BEGIN ENTRIES

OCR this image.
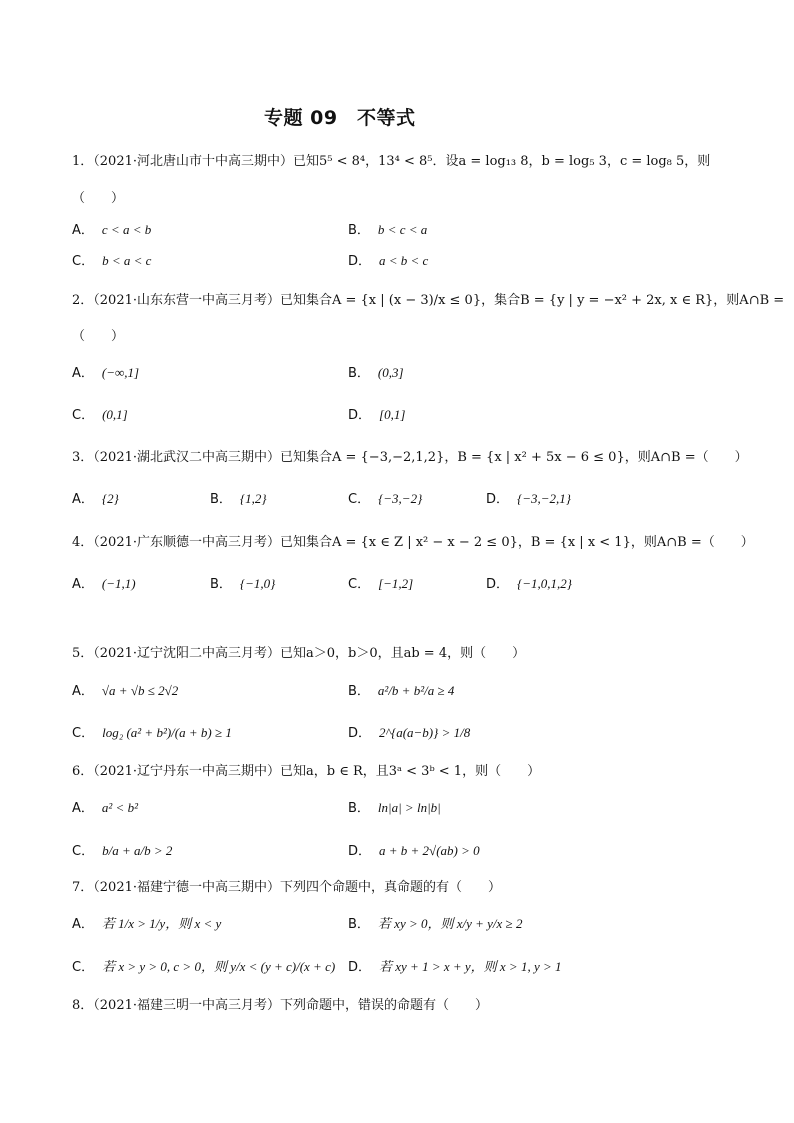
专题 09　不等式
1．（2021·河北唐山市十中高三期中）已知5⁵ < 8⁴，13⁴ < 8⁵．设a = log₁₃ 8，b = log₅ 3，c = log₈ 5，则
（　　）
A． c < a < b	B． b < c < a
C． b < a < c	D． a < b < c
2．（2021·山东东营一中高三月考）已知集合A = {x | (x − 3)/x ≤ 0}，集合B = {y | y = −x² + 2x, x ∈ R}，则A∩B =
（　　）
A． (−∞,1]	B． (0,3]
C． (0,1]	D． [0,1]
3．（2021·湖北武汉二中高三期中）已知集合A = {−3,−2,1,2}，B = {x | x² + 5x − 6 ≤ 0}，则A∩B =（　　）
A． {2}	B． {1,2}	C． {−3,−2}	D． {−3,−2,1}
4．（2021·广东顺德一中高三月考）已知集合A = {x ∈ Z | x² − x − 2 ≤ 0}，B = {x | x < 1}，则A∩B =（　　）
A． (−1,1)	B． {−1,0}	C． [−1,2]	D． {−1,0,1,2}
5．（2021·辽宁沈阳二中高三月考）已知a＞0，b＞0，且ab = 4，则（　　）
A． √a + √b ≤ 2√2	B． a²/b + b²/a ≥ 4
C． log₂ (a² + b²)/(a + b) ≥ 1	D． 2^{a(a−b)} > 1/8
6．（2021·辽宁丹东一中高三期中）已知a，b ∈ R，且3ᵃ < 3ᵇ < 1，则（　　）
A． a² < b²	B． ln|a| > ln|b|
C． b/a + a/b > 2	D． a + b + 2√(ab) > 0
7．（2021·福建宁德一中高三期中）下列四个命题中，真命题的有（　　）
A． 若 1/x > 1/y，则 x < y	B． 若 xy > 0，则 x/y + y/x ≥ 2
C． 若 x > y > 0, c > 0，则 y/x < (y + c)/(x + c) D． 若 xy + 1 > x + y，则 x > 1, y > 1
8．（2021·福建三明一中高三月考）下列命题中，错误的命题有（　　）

END ENTRIES
BEGIN ENTRIES

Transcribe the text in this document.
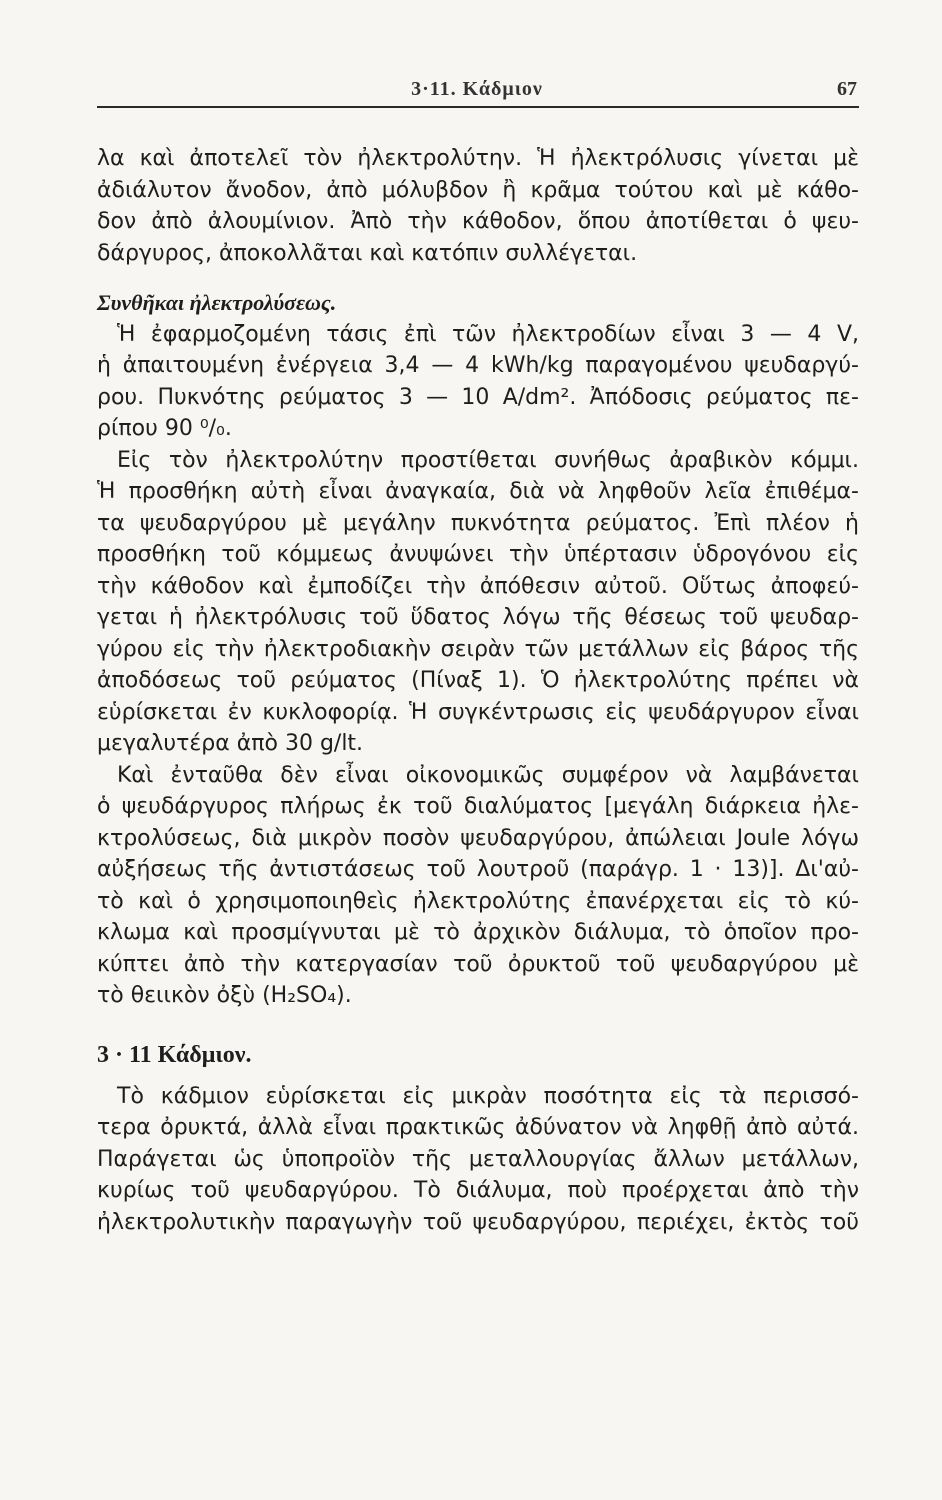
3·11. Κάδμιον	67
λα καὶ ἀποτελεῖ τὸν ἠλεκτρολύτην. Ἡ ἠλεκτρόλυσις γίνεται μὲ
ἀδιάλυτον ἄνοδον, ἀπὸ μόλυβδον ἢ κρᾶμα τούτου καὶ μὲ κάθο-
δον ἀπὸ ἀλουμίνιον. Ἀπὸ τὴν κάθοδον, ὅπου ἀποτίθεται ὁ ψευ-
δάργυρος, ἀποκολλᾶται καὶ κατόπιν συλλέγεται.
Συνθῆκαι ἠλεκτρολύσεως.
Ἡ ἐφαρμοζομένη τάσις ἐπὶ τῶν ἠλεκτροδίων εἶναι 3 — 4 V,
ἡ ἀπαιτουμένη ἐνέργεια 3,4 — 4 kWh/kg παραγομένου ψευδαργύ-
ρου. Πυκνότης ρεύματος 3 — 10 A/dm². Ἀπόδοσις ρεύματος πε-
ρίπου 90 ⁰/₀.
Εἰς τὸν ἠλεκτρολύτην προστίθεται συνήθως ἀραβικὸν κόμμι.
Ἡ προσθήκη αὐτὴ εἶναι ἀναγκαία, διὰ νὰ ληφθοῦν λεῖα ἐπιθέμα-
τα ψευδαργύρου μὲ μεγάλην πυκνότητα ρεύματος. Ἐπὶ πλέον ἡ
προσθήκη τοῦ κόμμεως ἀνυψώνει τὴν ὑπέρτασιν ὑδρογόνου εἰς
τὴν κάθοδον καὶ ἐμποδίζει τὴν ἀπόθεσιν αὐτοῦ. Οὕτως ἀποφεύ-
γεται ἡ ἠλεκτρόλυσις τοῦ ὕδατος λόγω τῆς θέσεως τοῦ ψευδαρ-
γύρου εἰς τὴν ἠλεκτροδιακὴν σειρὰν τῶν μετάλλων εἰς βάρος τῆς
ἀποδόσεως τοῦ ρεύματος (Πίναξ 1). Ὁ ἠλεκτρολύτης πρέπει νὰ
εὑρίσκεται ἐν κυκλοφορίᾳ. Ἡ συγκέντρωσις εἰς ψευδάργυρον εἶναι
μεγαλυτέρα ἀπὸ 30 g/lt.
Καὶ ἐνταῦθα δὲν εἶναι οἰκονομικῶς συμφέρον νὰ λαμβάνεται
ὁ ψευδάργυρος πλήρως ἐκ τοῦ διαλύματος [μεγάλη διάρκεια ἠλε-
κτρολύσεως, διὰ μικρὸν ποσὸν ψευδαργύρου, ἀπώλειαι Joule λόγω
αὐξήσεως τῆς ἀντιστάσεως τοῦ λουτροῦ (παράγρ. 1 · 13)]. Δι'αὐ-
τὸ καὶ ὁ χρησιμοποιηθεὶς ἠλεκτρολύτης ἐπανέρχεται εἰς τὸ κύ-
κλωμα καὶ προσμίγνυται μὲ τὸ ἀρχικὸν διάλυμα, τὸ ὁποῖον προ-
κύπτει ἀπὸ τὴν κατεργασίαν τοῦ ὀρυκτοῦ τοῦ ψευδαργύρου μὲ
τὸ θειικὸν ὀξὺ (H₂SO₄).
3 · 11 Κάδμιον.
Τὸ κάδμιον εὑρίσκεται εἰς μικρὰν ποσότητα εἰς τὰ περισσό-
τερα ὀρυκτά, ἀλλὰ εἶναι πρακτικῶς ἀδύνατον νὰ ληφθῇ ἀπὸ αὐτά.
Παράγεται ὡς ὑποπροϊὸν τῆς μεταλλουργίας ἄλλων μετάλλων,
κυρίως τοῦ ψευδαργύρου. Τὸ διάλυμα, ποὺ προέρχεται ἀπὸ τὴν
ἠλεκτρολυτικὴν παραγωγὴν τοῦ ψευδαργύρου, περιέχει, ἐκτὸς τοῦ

END ENTRIES

# AIM OF THE EXERCISE
Copy out every line holding the string "διάλυμα".

# RIGHT ANSWER
κλωμα καὶ προσμίγνυται μὲ τὸ ἀρχικὸν διάλυμα, τὸ ὁποῖον προ-
κυρίως τοῦ ψευδαργύρου. Τὸ διάλυμα, ποὺ προέρχεται ἀπὸ τὴν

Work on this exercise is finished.